Pictures stay out of your copy, but everything else in the records below must be repeated exactly.

┌─ ENTRIES SUPPLIED

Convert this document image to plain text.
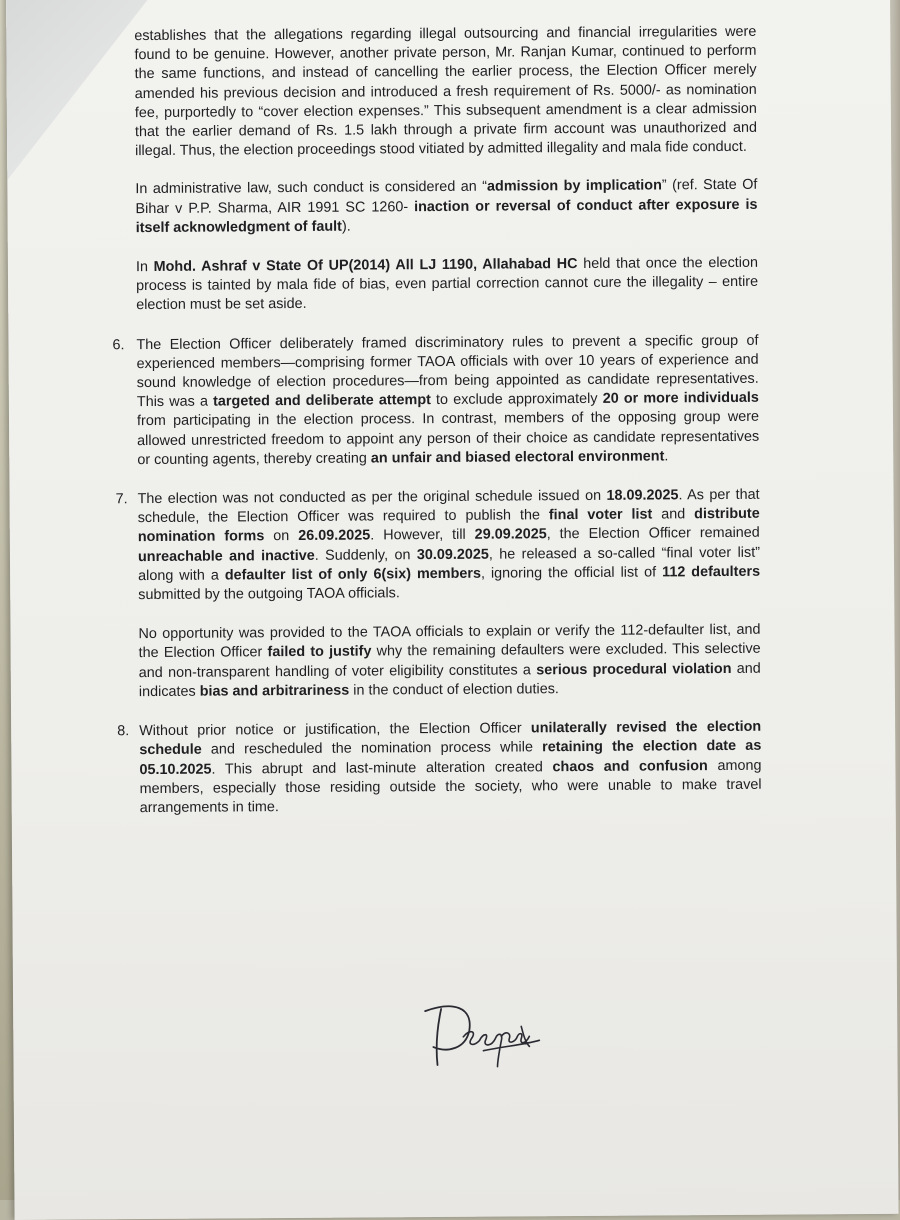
establishes that the allegations regarding illegal outsourcing and financial irregularities were found to be genuine. However, another private person, Mr. Ranjan Kumar, continued to perform the same functions, and instead of cancelling the earlier process, the Election Officer merely amended his previous decision and introduced a fresh requirement of Rs. 5000/- as nomination fee, purportedly to “cover election expenses.” This subsequent amendment is a clear admission that the earlier demand of Rs. 1.5 lakh through a private firm account was unauthorized and illegal. Thus, the election proceedings stood vitiated by admitted illegality and mala fide conduct.

In administrative law, such conduct is considered an “admission by implication” (ref. State Of Bihar v P.P. Sharma, AIR 1991 SC 1260- inaction or reversal of conduct after exposure is itself acknowledgment of fault).

In Mohd. Ashraf v State Of UP(2014) All LJ 1190, Allahabad HC held that once the election process is tainted by mala fide of bias, even partial correction cannot cure the illegality – entire election must be set aside.

6. The Election Officer deliberately framed discriminatory rules to prevent a specific group of experienced members—comprising former TAOA officials with over 10 years of experience and sound knowledge of election procedures—from being appointed as candidate representatives. This was a targeted and deliberate attempt to exclude approximately 20 or more individuals from participating in the election process. In contrast, members of the opposing group were allowed unrestricted freedom to appoint any person of their choice as candidate representatives or counting agents, thereby creating an unfair and biased electoral environment.

7. The election was not conducted as per the original schedule issued on 18.09.2025. As per that schedule, the Election Officer was required to publish the final voter list and distribute nomination forms on 26.09.2025. However, till 29.09.2025, the Election Officer remained unreachable and inactive. Suddenly, on 30.09.2025, he released a so-called “final voter list” along with a defaulter list of only 6(six) members, ignoring the official list of 112 defaulters submitted by the outgoing TAOA officials.

No opportunity was provided to the TAOA officials to explain or verify the 112-defaulter list, and the Election Officer failed to justify why the remaining defaulters were excluded. This selective and non-transparent handling of voter eligibility constitutes a serious procedural violation and indicates bias and arbitrariness in the conduct of election duties.

8. Without prior notice or justification, the Election Officer unilaterally revised the election schedule and rescheduled the nomination process while retaining the election date as 05.10.2025. This abrupt and last-minute alteration created chaos and confusion among members, especially those residing outside the society, who were unable to make travel arrangements in time.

└─

◆ **RESPONSE**
Convert this document image to plain text.
establishes that the allegations regarding illegal outsourcing and financial irregularities were found to be genuine. However, another private person, Mr. Ranjan Kumar, continued to perform the same functions, and instead of cancelling the earlier process, the Election Officer merely amended his previous decision and introduced a fresh requirement of Rs. 5000/- as nomination fee, purportedly to “cover election expenses.” This subsequent amendment is a clear admission that the earlier demand of Rs. 1.5 lakh through a private firm account was unauthorized and illegal. Thus, the election proceedings stood vitiated by admitted illegality and mala fide conduct.

In administrative law, such conduct is considered an “admission by implication” (ref. State Of Bihar v P.P. Sharma, AIR 1991 SC 1260- inaction or reversal of conduct after exposure is itself acknowledgment of fault).

In Mohd. Ashraf v State Of UP(2014) All LJ 1190, Allahabad HC held that once the election process is tainted by mala fide of bias, even partial correction cannot cure the illegality – entire election must be set aside.

6. The Election Officer deliberately framed discriminatory rules to prevent a specific group of experienced members—comprising former TAOA officials with over 10 years of experience and sound knowledge of election procedures—from being appointed as candidate representatives. This was a targeted and deliberate attempt to exclude approximately 20 or more individuals from participating in the election process. In contrast, members of the opposing group were allowed unrestricted freedom to appoint any person of their choice as candidate representatives or counting agents, thereby creating an unfair and biased electoral environment.

7. The election was not conducted as per the original schedule issued on 18.09.2025. As per that schedule, the Election Officer was required to publish the final voter list and distribute nomination forms on 26.09.2025. However, till 29.09.2025, the Election Officer remained unreachable and inactive. Suddenly, on 30.09.2025, he released a so-called “final voter list” along with a defaulter list of only 6(six) members, ignoring the official list of 112 defaulters submitted by the outgoing TAOA officials.

No opportunity was provided to the TAOA officials to explain or verify the 112-defaulter list, and the Election Officer failed to justify why the remaining defaulters were excluded. This selective and non-transparent handling of voter eligibility constitutes a serious procedural violation and indicates bias and arbitrariness in the conduct of election duties.

8. Without prior notice or justification, the Election Officer unilaterally revised the election schedule and rescheduled the nomination process while retaining the election date as 05.10.2025. This abrupt and last-minute alteration created chaos and confusion among members, especially those residing outside the society, who were unable to make travel arrangements in time.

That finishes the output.